- _Goal_
Carry none of the pictures over; set down the material below exactly.

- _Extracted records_
..............................
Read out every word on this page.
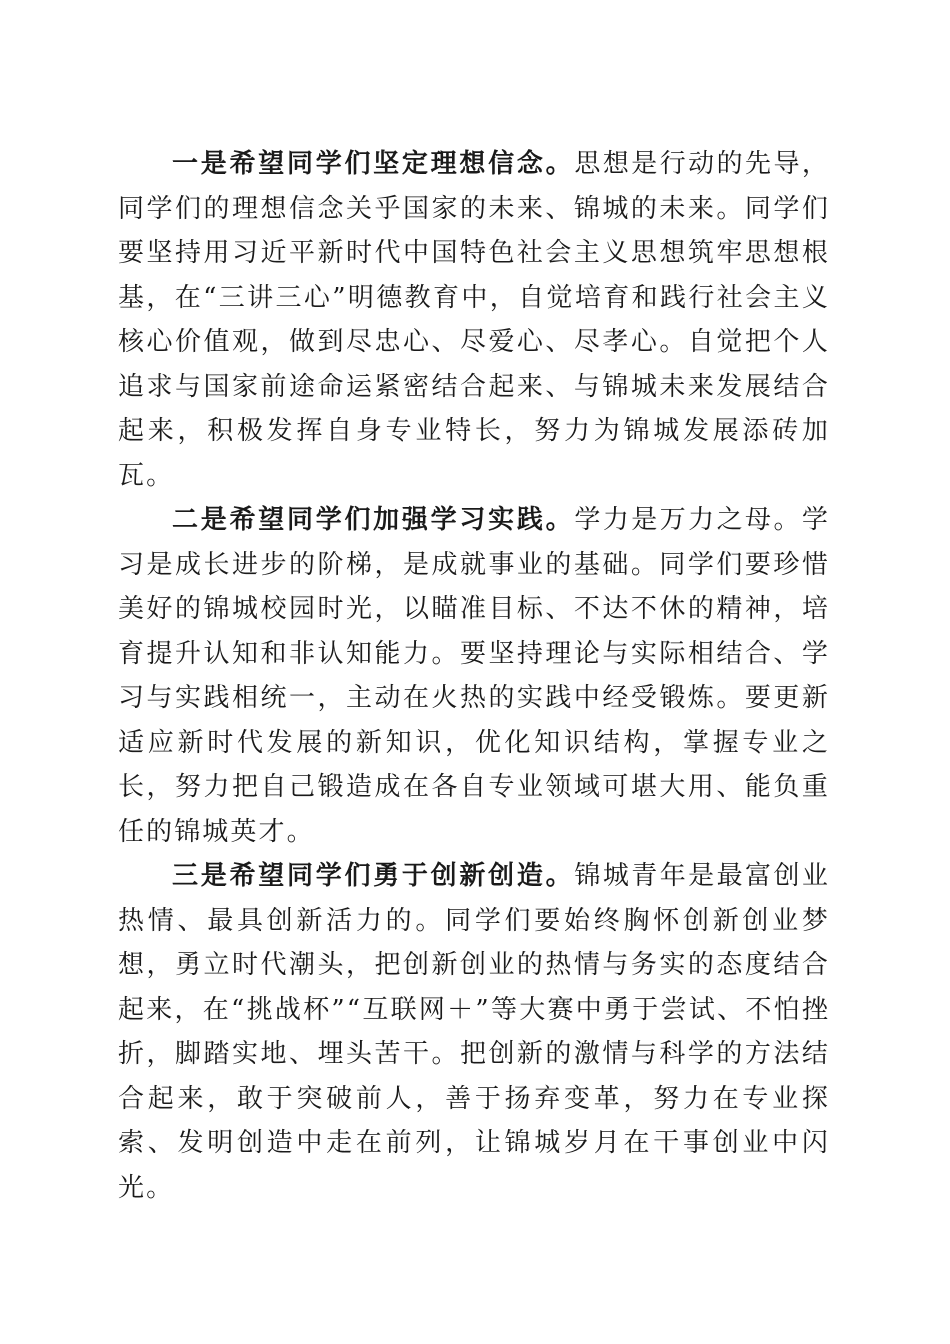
一是希望同学们坚定理想信念。思想是行动的先导，同学们的理想信念关乎国家的未来、锦城的未来。同学们要坚持用习近平新时代中国特色社会主义思想筑牢思想根基，在“三讲三心”明德教育中，自觉培育和践行社会主义核心价值观，做到尽忠心、尽爱心、尽孝心。自觉把个人追求与国家前途命运紧密结合起来、与锦城未来发展结合起来，积极发挥自身专业特长，努力为锦城发展添砖加瓦。

二是希望同学们加强学习实践。学力是万力之母。学习是成长进步的阶梯，是成就事业的基础。同学们要珍惜美好的锦城校园时光，以瞄准目标、不达不休的精神，培育提升认知和非认知能力。要坚持理论与实际相结合、学习与实践相统一，主动在火热的实践中经受锻炼。要更新适应新时代发展的新知识，优化知识结构，掌握专业之长，努力把自己锻造成在各自专业领域可堪大用、能负重任的锦城英才。

三是希望同学们勇于创新创造。锦城青年是最富创业热情、最具创新活力的。同学们要始终胸怀创新创业梦想，勇立时代潮头，把创新创业的热情与务实的态度结合起来，在“挑战杯”“互联网＋”等大赛中勇于尝试、不怕挫折，脚踏实地、埋头苦干。把创新的激情与科学的方法结合起来，敢于突破前人，善于扬弃变革，努力在专业探索、发明创造中走在前列，让锦城岁月在干事创业中闪光。
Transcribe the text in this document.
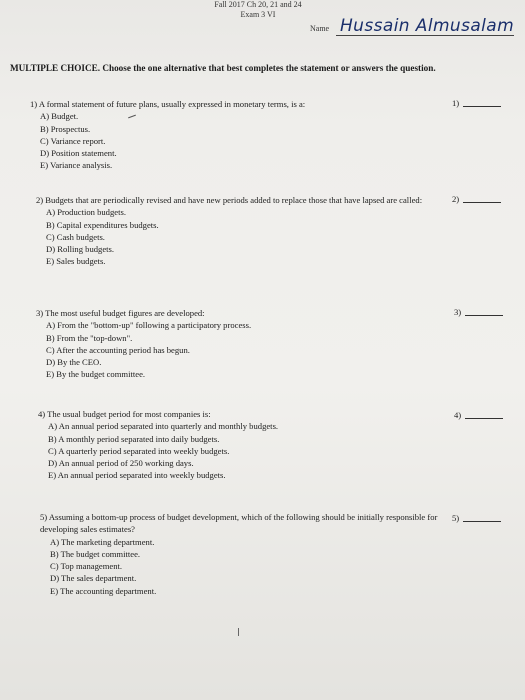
Fall 2017 Ch 20, 21 and 24
Exam 3 VI
Name Hussain Almusalam
MULTIPLE CHOICE. Choose the one alternative that best completes the statement or answers the question.
1) A formal statement of future plans, usually expressed in monetary terms, is a:
A) Budget.
B) Prospectus.
C) Variance report.
D) Position statement.
E) Variance analysis.
1)
2) Budgets that are periodically revised and have new periods added to replace those that have lapsed are called:
A) Production budgets.
B) Capital expenditures budgets.
C) Cash budgets.
D) Rolling budgets.
E) Sales budgets.
2)
3) The most useful budget figures are developed:
A) From the "bottom-up" following a participatory process.
B) From the "top-down".
C) After the accounting period has begun.
D) By the CEO.
E) By the budget committee.
3)
4) The usual budget period for most companies is:
A) An annual period separated into quarterly and monthly budgets.
B) A monthly period separated into daily budgets.
C) A quarterly period separated into weekly budgets.
D) An annual period of 250 working days.
E) An annual period separated into weekly budgets.
4)
5) Assuming a bottom-up process of budget development, which of the following should be initially responsible for developing sales estimates?
A) The marketing department.
B) The budget committee.
C) Top management.
D) The sales department.
E) The accounting department.
5)
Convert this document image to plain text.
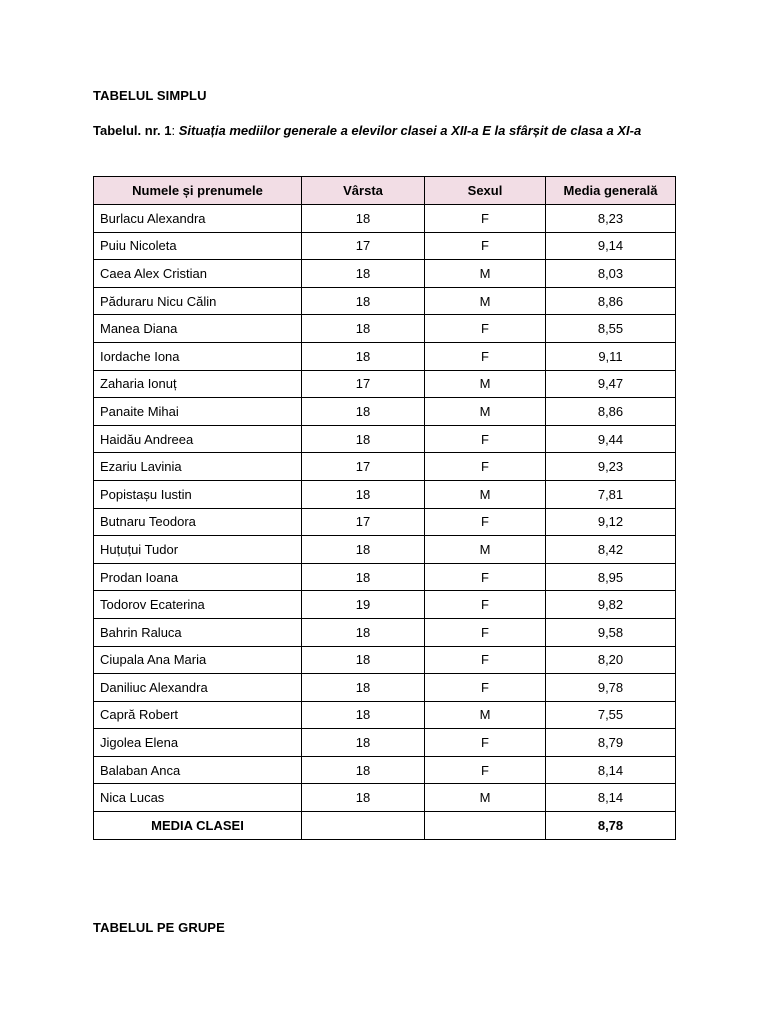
TABELUL SIMPLU
Tabelul. nr. 1: Situația mediilor generale a elevilor clasei a XII-a E la sfârșit de clasa a XI-a
Numele și prenumele	Vârsta	Sexul	Media generală
Burlacu Alexandra	18	F	8,23
Puiu Nicoleta	17	F	9,14
Caea Alex Cristian	18	M	8,03
Păduraru Nicu Călin	18	M	8,86
Manea Diana	18	F	8,55
Iordache Iona	18	F	9,11
Zaharia Ionuț	17	M	9,47
Panaite Mihai	18	M	8,86
Haidău Andreea	18	F	9,44
Ezariu Lavinia	17	F	9,23
Popistașu Iustin	18	M	7,81
Butnaru Teodora	17	F	9,12
Huțuțui Tudor	18	M	8,42
Prodan Ioana	18	F	8,95
Todorov Ecaterina	19	F	9,82
Bahrin Raluca	18	F	9,58
Ciupala Ana Maria	18	F	8,20
Daniliuc Alexandra	18	F	9,78
Capră Robert	18	M	7,55
Jigolea Elena	18	F	8,79
Balaban Anca	18	F	8,14
Nica Lucas	18	M	8,14
MEDIA CLASEI			8,78
TABELUL PE GRUPE
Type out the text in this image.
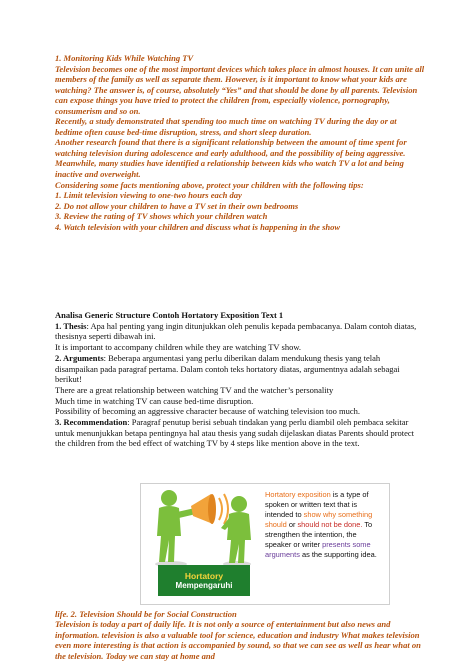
1. Monitoring Kids While Watching TV

Television becomes one of the most important devices which takes place in almost houses. It can unite all members of the family as well as separate them. However, is it important to know what your kids are watching? The answer is, of course, absolutely “Yes” and that should be done by all parents. Television can expose things you have tried to protect the children from, especially violence, pornography, consumerism and so on.

Recently, a study demonstrated that spending too much time on watching TV during the day or at bedtime often cause bed-time disruption, stress, and short sleep duration.

Another research found that there is a significant relationship between the amount of time spent for watching television during adolescence and early adulthood, and the possibility of being aggressive.

Meanwhile, many studies have identified a relationship between kids who watch TV a lot and being inactive and overweight.

Considering some facts mentioning above, protect your children with the following tips:

1. Limit television viewing to one-two hours each day

2. Do not allow your children to have a TV set in their own bedrooms

3. Review the rating of TV shows which your children watch

4. Watch television with your children and discuss what is happening in the show

Analisa Generic Structure Contoh Hortatory Exposition Text 1

1. Thesis: Apa hal penting yang ingin ditunjukkan oleh penulis kepada pembacanya. Dalam contoh diatas, thesisnya seperti dibawah ini.

It is important to accompany children while they are watching TV show.

2. Arguments: Beberapa argumentasi yang perlu diberikan dalam mendukung thesis yang telah disampaikan pada paragraf pertama. Dalam contoh teks hortatory diatas, argumentnya adalah sebagai berikut!

There are a great relationship between watching TV and the watcher’s personality

Much time in watching TV can cause bed-time disruption.

Possibility of becoming an aggressive character because of watching television too much.

3. Recommendation: Paragraf penutup berisi sebuah tindakan yang perlu diambil oleh pembaca sekitar untuk menunjukkan betapa pentingnya hal atau thesis yang sudah dijelaskan diatas Parents should protect the children from the bed effect of watching TV by 4 steps like mention above in the text.

Hortatory
Mempengaruhi
Hortatory exposition is a type of spoken or written text that is intended to show why something should or should not be done. To strengthen the intention, the speaker or writer presents some arguments as the supporting idea.

life. 2. Television Should be for Social Construction

Television is today a part of daily life. It is not only a source of entertainment but also news and information. television is also a valuable tool for science, education and industry What makes television even more interesting is that action is accompanied by sound, so that we can see as well as hear what on the television. Today we can stay at home and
..............................
- _Answer to the exercise_
Read out every word on this page.
一是希望同学们坚定理想信念。思想是行动的先导，同学们的理想信念关乎国家的未来、锦城的未来。同学们要坚持用习近平新时代中国特色社会主义思想筑牢思想根基，在“三讲三心”明德教育中，自觉培育和践行社会主义核心价值观，做到尽忠心、尽爱心、尽孝心。自觉把个人追求与国家前途命运紧密结合起来、与锦城未来发展结合起来，积极发挥自身专业特长，努力为锦城发展添砖加瓦。

二是希望同学们加强学习实践。学力是万力之母。学习是成长进步的阶梯，是成就事业的基础。同学们要珍惜美好的锦城校园时光，以瞄准目标、不达不休的精神，培育提升认知和非认知能力。要坚持理论与实际相结合、学习与实践相统一，主动在火热的实践中经受锻炼。要更新适应新时代发展的新知识，优化知识结构，掌握专业之长，努力把自己锻造成在各自专业领域可堪大用、能负重任的锦城英才。

三是希望同学们勇于创新创造。锦城青年是最富创业热情、最具创新活力的。同学们要始终胸怀创新创业梦想，勇立时代潮头，把创新创业的热情与务实的态度结合起来，在“挑战杯”“互联网＋”等大赛中勇于尝试、不怕挫折，脚踏实地、埋头苦干。把创新的激情与科学的方法结合起来，敢于突破前人，善于扬弃变革，努力在专业探索、发明创造中走在前列，让锦城岁月在干事创业中闪光。
Transcribe the text in this document.
Fall 2017 Ch 20, 21 and 24
Exam 3 VI
Name Hussain Almusalam
MULTIPLE CHOICE. Choose the one alternative that best completes the statement or answers the question.
1) A formal statement of future plans, usually expressed in monetary terms, is a:
A) Budget.
B) Prospectus.
C) Variance report.
D) Position statement.
E) Variance analysis.
1)
2) Budgets that are periodically revised and have new periods added to replace those that have lapsed are called:
A) Production budgets.
B) Capital expenditures budgets.
C) Cash budgets.
D) Rolling budgets.
E) Sales budgets.
2)
3) The most useful budget figures are developed:
A) From the "bottom-up" following a participatory process.
B) From the "top-down".
C) After the accounting period has begun.
D) By the CEO.
E) By the budget committee.
3)
4) The usual budget period for most companies is:
A) An annual period separated into quarterly and monthly budgets.
B) A monthly period separated into daily budgets.
C) A quarterly period separated into weekly budgets.
D) An annual period of 250 working days.
E) An annual period separated into weekly budgets.
4)
5) Assuming a bottom-up process of budget development, which of the following should be initially responsible for developing sales estimates?
A) The marketing department.
B) The budget committee.
C) Top management.
D) The sales department.
E) The accounting department.
5)
Convert this document image to plain text.
TABELUL SIMPLU
Tabelul. nr. 1: Situația mediilor generale a elevilor clasei a XII-a E la sfârșit de clasa a XI-a
Numele și prenumele	Vârsta	Sexul	Media generală
Burlacu Alexandra	18	F	8,23
Puiu Nicoleta	17	F	9,14
Caea Alex Cristian	18	M	8,03
Păduraru Nicu Călin	18	M	8,86
Manea Diana	18	F	8,55
Iordache Iona	18	F	9,11
Zaharia Ionuț	17	M	9,47
Panaite Mihai	18	M	8,86
Haidău Andreea	18	F	9,44
Ezariu Lavinia	17	F	9,23
Popistașu Iustin	18	M	7,81
Butnaru Teodora	17	F	9,12
Huțuțui Tudor	18	M	8,42
Prodan Ioana	18	F	8,95
Todorov Ecaterina	19	F	9,82
Bahrin Raluca	18	F	9,58
Ciupala Ana Maria	18	F	8,20
Daniliuc Alexandra	18	F	9,78
Capră Robert	18	M	7,55
Jigolea Elena	18	F	8,79
Balaban Anca	18	F	8,14
Nica Lucas	18	M	8,14
MEDIA CLASEI			8,78
TABELUL PE GRUPE
Type out the text in this image.
1. Monitoring Kids While Watching TV

Television becomes one of the most important devices which takes place in almost houses. It can unite all members of the family as well as separate them. However, is it important to know what your kids are watching? The answer is, of course, absolutely “Yes” and that should be done by all parents. Television can expose things you have tried to protect the children from, especially violence, pornography, consumerism and so on.

Recently, a study demonstrated that spending too much time on watching TV during the day or at bedtime often cause bed-time disruption, stress, and short sleep duration.

Another research found that there is a significant relationship between the amount of time spent for watching television during adolescence and early adulthood, and the possibility of being aggressive.

Meanwhile, many studies have identified a relationship between kids who watch TV a lot and being inactive and overweight.

Considering some facts mentioning above, protect your children with the following tips:

1. Limit television viewing to one-two hours each day

2. Do not allow your children to have a TV set in their own bedrooms

3. Review the rating of TV shows which your children watch

4. Watch television with your children and discuss what is happening in the show

Analisa Generic Structure Contoh Hortatory Exposition Text 1

1. Thesis: Apa hal penting yang ingin ditunjukkan oleh penulis kepada pembacanya. Dalam contoh diatas, thesisnya seperti dibawah ini.

It is important to accompany children while they are watching TV show.

2. Arguments: Beberapa argumentasi yang perlu diberikan dalam mendukung thesis yang telah disampaikan pada paragraf pertama. Dalam contoh teks hortatory diatas, argumentnya adalah sebagai berikut!

There are a great relationship between watching TV and the watcher’s personality

Much time in watching TV can cause bed-time disruption.

Possibility of becoming an aggressive character because of watching television too much.

3. Recommendation: Paragraf penutup berisi sebuah tindakan yang perlu diambil oleh pembaca sekitar untuk menunjukkan betapa pentingnya hal atau thesis yang sudah dijelaskan diatas Parents should protect the children from the bed effect of watching TV by 4 steps like mention above in the text.

Hortatory
Mempengaruhi
Hortatory exposition is a type of spoken or written text that is intended to show why something should or should not be done. To strengthen the intention, the speaker or writer presents some arguments as the supporting idea.

life. 2. Television Should be for Social Construction

Television is today a part of daily life. It is not only a source of entertainment but also news and information. television is also a valuable tool for science, education and industry What makes television even more interesting is that action is accompanied by sound, so that we can see as well as hear what on the television. Today we can stay at home and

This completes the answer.